Instructions to follow: Report the total number of lines that include the string "estimation", without any other text.

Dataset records

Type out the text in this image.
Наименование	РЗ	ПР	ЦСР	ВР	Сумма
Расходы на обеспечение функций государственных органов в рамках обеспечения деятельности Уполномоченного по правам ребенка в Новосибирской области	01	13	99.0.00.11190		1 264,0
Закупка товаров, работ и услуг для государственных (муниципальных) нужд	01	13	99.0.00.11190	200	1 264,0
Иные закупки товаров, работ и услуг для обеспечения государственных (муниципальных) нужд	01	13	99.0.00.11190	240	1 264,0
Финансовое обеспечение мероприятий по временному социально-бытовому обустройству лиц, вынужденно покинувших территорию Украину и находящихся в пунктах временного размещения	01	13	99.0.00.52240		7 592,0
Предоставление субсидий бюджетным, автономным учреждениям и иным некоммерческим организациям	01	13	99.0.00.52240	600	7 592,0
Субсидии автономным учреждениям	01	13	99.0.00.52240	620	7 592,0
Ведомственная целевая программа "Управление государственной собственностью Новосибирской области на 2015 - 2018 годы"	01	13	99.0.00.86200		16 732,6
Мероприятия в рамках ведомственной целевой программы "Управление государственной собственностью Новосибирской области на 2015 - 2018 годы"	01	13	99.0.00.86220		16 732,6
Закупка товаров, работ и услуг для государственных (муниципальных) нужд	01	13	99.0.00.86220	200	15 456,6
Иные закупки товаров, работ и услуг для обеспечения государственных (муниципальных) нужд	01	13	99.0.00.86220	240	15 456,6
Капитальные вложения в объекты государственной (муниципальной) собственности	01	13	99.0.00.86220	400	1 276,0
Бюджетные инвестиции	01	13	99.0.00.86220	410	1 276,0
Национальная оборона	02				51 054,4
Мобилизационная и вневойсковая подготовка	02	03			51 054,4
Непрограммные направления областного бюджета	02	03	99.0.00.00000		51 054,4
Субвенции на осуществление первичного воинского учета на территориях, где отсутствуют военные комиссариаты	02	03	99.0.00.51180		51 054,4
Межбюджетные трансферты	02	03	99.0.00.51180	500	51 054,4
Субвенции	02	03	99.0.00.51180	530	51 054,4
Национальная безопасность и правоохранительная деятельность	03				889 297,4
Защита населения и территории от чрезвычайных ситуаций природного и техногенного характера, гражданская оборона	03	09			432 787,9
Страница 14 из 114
...
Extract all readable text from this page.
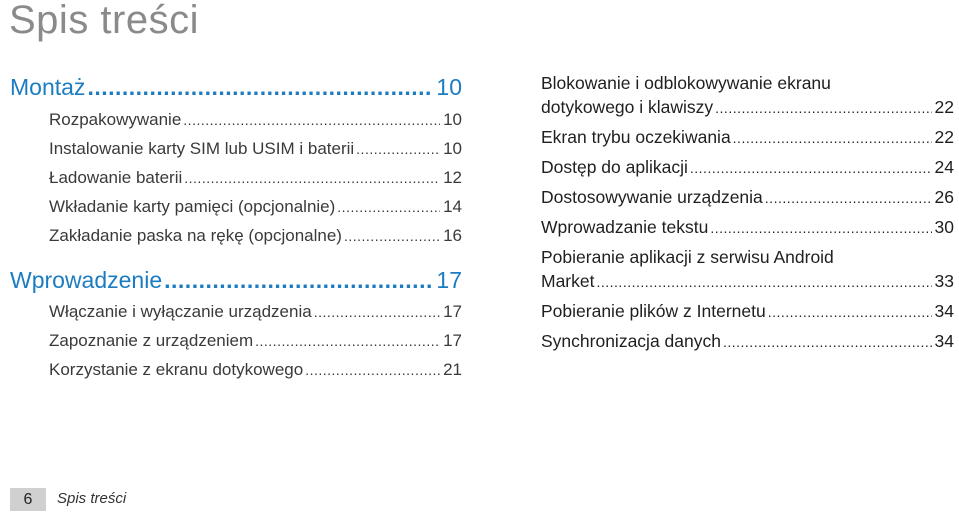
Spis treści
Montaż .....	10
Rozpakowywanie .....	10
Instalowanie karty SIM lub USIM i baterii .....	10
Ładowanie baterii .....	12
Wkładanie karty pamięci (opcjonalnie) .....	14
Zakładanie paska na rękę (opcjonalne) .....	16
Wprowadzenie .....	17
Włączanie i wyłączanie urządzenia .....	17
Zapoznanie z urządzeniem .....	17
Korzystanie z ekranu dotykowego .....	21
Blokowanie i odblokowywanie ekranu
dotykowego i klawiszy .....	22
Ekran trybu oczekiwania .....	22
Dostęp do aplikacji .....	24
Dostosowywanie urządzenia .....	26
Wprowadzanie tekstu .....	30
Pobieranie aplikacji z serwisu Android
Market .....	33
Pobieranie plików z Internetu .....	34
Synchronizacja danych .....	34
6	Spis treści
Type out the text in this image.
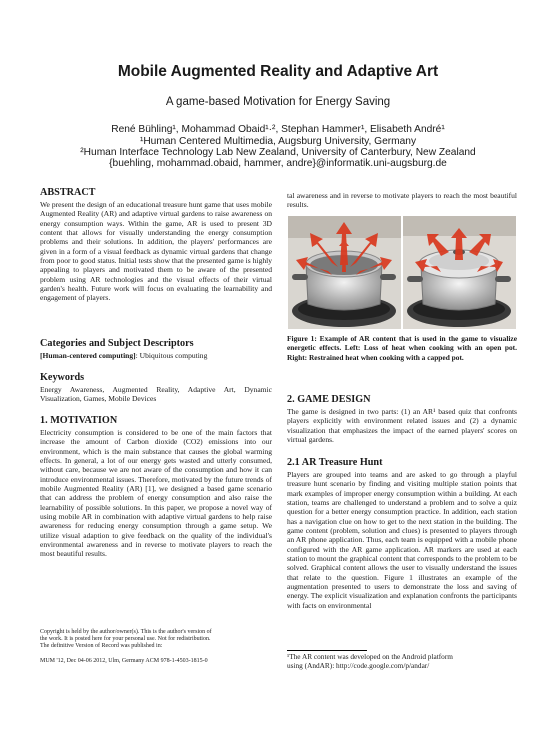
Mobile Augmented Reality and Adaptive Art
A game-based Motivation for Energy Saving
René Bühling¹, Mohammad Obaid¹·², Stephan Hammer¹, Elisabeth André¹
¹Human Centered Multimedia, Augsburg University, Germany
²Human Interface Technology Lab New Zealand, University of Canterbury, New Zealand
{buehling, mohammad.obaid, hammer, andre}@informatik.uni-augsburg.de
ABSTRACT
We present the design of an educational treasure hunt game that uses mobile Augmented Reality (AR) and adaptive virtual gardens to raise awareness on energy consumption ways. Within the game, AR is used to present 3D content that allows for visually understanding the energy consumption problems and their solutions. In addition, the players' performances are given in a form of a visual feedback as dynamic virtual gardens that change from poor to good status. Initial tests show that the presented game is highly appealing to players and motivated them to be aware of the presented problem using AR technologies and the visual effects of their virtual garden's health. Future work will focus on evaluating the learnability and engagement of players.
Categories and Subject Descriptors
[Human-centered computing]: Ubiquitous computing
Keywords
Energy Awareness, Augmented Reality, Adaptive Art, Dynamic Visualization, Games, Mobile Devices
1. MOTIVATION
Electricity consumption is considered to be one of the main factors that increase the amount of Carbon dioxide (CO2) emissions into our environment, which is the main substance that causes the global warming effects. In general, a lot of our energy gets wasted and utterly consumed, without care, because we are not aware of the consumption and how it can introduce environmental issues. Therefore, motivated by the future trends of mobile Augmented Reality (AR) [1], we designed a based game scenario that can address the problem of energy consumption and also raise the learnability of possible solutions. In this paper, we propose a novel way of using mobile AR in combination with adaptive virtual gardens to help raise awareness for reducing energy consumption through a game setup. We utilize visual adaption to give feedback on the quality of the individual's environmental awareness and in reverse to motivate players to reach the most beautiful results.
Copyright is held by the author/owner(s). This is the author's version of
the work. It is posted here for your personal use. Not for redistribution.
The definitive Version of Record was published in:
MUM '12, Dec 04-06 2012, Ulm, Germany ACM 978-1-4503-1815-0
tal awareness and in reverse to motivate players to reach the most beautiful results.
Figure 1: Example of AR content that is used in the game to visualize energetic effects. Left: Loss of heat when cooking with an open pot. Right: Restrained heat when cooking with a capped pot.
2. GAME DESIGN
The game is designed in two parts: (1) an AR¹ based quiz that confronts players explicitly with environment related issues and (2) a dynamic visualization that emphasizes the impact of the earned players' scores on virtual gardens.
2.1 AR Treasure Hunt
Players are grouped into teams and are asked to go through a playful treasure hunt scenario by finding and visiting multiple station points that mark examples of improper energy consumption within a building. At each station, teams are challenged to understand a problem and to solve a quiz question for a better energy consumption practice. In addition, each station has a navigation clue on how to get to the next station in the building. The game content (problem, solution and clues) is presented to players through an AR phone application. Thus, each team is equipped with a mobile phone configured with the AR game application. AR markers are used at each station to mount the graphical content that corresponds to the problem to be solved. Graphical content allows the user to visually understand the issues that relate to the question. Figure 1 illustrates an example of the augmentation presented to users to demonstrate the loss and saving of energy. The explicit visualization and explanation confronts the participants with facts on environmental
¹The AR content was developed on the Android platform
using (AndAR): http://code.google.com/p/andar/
---
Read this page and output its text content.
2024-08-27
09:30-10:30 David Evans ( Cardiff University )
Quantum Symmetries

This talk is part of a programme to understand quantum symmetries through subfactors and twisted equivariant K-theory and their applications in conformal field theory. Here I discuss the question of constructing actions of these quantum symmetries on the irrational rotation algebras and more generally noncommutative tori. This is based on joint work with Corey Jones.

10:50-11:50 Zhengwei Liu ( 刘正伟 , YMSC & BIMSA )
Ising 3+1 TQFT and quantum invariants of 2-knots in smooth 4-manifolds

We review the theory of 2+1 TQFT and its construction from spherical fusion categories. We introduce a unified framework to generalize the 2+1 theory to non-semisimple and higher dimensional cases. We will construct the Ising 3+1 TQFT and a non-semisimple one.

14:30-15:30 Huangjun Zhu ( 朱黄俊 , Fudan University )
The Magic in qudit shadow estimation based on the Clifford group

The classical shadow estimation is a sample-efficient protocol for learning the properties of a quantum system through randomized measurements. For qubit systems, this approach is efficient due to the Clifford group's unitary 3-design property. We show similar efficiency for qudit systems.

Exercise answer: 2